**Supplied data:**

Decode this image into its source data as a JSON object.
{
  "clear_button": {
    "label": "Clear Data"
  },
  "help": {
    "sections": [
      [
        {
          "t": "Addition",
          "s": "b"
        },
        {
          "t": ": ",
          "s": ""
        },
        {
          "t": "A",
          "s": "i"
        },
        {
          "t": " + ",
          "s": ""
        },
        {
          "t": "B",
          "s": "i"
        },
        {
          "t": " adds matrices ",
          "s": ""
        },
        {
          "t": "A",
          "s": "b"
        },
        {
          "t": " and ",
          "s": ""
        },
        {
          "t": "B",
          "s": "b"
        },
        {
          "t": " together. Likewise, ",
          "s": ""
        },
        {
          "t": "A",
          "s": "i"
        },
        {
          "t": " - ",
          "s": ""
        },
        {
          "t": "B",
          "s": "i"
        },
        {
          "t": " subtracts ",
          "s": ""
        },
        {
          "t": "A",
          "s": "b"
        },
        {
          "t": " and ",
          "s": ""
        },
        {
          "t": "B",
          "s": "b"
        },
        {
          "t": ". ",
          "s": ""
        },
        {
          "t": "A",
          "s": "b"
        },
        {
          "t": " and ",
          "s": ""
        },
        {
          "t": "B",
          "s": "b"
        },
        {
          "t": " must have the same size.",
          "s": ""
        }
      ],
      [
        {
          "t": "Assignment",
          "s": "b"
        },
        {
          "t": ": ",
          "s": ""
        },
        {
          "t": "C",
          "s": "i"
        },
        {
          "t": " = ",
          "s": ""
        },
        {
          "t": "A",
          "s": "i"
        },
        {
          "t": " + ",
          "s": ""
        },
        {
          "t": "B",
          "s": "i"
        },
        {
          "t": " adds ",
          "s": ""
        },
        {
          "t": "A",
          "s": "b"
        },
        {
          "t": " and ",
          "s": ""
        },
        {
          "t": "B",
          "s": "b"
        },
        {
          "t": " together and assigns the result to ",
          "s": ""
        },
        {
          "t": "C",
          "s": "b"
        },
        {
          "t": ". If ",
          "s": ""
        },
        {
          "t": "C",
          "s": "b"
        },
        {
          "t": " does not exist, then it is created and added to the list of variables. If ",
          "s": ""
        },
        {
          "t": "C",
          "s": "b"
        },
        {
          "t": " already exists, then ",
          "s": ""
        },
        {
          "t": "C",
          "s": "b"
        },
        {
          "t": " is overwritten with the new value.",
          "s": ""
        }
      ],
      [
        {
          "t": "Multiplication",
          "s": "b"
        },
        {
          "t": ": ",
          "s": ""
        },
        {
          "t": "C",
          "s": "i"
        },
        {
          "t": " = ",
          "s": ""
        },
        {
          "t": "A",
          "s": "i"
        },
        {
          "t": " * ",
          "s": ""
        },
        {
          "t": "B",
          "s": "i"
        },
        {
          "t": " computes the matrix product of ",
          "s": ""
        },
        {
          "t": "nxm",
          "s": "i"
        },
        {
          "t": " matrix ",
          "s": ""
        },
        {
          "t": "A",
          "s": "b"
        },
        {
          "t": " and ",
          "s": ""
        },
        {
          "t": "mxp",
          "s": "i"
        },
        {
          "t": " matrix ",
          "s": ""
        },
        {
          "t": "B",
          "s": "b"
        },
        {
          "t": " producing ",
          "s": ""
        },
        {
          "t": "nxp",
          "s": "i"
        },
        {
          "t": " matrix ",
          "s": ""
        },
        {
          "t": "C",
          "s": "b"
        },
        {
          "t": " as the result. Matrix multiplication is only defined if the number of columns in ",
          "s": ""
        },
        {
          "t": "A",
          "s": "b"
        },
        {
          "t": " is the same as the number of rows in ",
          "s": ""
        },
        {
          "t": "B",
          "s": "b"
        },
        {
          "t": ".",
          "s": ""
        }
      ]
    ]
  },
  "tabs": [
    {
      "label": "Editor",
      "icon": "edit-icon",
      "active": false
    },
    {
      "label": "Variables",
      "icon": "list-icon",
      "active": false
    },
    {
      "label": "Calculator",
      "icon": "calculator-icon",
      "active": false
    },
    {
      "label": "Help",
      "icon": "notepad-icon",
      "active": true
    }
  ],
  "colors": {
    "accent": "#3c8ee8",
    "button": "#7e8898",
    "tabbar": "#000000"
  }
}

**Exercise task:** Pull out all lines of the data with the string "then".

**Completed exercise:**
          "t": " does not exist, then it is created and added to the list of variables. If ",
          "t": " already exists, then ",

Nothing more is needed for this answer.